PROBLEM TO SOLVE:
In the data below, find each line containing the string "ylabel" and return it.

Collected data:
___

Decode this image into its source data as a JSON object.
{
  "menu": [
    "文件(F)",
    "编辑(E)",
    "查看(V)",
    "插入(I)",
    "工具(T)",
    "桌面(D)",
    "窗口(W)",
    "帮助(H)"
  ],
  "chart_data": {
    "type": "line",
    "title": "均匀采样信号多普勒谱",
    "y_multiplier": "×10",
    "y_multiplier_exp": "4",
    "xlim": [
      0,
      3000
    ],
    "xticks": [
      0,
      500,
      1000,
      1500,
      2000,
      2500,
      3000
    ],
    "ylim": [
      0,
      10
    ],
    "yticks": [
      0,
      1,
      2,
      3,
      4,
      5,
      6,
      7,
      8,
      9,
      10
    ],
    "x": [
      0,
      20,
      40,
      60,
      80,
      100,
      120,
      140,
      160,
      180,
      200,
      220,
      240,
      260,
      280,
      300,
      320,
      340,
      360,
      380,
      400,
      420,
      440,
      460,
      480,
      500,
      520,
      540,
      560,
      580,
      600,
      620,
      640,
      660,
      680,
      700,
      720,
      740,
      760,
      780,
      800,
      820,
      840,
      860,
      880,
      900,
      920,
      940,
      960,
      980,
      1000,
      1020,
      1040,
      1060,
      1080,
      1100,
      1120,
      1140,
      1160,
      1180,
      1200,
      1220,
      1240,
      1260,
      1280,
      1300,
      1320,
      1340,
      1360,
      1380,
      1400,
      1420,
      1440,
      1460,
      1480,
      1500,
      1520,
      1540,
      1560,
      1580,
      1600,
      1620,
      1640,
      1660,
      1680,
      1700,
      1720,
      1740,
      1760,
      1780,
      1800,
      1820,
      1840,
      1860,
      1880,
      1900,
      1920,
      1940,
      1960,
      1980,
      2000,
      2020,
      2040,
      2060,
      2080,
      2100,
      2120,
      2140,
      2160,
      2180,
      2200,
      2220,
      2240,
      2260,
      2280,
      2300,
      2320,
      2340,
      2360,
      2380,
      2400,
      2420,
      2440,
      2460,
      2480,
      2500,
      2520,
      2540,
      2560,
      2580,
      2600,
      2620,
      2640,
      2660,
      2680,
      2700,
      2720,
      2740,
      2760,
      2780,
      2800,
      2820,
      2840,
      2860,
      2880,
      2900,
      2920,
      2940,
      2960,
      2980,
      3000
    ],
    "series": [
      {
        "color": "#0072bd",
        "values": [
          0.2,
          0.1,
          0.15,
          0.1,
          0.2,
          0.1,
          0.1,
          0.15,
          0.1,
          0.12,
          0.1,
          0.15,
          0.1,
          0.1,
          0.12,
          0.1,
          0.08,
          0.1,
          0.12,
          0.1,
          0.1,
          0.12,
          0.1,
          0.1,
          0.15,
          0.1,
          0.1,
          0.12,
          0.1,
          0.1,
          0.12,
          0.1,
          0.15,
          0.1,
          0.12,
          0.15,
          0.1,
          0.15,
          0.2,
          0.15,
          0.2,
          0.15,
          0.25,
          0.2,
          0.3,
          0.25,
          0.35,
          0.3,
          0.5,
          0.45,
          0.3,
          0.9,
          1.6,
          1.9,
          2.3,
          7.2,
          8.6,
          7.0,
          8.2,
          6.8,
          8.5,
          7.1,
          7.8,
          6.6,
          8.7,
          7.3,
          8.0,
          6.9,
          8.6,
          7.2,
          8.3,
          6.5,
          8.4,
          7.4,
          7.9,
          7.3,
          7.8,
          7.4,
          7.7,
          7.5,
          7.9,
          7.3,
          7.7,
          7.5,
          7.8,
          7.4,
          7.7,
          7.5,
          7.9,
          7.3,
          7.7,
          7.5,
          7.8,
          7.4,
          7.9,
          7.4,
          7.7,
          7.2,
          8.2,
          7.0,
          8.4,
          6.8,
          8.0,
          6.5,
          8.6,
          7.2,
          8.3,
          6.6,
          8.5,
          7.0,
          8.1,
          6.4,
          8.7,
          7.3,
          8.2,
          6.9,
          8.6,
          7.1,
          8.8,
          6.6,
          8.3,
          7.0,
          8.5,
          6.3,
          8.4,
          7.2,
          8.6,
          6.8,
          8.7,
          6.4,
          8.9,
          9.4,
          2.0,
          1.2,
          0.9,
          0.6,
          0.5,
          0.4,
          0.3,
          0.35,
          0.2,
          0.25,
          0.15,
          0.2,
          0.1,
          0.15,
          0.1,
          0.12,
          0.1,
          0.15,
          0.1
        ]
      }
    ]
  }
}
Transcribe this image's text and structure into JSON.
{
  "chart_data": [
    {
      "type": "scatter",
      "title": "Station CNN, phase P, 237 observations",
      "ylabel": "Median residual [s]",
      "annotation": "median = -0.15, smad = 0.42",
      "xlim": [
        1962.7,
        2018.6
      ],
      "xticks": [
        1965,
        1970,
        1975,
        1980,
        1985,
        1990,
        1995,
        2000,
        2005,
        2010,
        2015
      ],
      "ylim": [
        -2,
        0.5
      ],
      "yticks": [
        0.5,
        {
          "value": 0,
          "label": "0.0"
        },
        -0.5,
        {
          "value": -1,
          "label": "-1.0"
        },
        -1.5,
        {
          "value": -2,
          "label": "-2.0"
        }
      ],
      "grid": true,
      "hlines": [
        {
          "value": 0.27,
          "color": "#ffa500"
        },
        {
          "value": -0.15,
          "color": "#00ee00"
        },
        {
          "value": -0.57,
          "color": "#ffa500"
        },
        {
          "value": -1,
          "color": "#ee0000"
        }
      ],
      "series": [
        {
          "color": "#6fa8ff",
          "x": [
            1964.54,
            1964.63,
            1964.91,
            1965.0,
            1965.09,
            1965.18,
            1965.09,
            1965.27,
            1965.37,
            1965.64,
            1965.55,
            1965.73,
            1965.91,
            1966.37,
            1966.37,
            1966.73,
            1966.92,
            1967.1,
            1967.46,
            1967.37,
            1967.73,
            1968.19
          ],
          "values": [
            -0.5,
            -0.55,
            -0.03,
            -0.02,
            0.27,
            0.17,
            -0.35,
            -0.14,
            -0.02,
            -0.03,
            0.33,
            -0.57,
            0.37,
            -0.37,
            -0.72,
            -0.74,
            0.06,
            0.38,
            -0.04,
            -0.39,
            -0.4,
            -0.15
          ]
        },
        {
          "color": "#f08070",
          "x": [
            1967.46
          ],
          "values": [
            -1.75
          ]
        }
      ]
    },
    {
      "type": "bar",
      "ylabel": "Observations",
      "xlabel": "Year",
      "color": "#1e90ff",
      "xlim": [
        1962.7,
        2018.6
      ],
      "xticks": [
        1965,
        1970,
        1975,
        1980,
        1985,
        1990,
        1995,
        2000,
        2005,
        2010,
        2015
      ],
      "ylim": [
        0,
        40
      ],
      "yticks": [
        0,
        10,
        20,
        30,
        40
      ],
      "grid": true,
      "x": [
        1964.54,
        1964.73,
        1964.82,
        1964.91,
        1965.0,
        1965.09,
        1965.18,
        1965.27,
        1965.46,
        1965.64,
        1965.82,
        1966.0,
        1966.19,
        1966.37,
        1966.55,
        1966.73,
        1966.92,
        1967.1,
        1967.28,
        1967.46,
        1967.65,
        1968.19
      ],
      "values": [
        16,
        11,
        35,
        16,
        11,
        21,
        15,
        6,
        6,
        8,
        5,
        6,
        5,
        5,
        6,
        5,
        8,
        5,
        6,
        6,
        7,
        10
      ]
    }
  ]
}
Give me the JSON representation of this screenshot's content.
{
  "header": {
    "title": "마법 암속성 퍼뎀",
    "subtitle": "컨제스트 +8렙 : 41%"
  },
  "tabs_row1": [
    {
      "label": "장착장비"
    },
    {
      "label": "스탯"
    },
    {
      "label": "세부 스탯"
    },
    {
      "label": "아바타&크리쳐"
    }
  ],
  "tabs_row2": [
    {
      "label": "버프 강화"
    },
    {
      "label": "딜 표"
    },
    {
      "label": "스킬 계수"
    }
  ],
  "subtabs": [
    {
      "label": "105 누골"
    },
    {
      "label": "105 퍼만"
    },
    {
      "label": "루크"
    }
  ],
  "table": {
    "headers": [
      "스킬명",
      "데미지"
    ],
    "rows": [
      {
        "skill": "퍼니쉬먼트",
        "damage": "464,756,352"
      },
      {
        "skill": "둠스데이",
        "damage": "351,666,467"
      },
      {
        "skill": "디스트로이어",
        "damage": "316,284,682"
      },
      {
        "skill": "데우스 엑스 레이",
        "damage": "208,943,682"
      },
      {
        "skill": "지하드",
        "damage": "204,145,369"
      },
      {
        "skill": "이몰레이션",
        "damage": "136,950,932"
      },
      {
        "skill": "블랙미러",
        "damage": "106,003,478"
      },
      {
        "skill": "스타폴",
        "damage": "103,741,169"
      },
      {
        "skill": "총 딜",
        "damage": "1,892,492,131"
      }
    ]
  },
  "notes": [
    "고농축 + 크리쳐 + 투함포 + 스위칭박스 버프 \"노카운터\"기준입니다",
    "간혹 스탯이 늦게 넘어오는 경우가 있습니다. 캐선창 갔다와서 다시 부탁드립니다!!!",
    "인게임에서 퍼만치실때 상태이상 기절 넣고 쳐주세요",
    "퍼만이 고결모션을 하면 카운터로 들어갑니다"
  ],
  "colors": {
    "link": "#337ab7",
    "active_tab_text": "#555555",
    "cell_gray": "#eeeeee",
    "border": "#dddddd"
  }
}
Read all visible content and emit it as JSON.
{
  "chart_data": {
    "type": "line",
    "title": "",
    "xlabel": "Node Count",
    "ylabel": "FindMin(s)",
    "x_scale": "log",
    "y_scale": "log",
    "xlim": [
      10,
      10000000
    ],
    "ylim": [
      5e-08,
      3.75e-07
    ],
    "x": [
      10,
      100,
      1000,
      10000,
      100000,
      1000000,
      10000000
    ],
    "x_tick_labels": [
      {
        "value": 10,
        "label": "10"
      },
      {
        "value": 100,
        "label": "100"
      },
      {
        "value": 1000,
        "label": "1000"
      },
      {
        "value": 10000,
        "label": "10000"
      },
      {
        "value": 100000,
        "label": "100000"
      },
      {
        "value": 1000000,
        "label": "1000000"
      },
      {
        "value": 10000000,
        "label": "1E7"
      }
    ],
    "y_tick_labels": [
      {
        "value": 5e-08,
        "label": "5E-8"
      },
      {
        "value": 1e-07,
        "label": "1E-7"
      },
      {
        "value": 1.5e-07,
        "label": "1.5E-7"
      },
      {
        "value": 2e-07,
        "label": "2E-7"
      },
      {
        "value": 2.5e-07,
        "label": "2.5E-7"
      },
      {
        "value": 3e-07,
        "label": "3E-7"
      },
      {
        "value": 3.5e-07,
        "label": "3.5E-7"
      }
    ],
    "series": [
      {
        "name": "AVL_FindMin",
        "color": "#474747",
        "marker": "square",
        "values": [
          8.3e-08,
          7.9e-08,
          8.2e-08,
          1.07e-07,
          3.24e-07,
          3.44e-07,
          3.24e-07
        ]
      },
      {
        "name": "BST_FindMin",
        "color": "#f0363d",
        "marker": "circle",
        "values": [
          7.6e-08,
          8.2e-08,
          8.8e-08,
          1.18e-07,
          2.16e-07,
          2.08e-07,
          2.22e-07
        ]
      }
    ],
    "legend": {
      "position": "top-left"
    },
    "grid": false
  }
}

___

TASK RESULT:
      "ylabel": "Median residual [s]",
      "ylabel": "Observations",
    "ylabel": "FindMin(s)",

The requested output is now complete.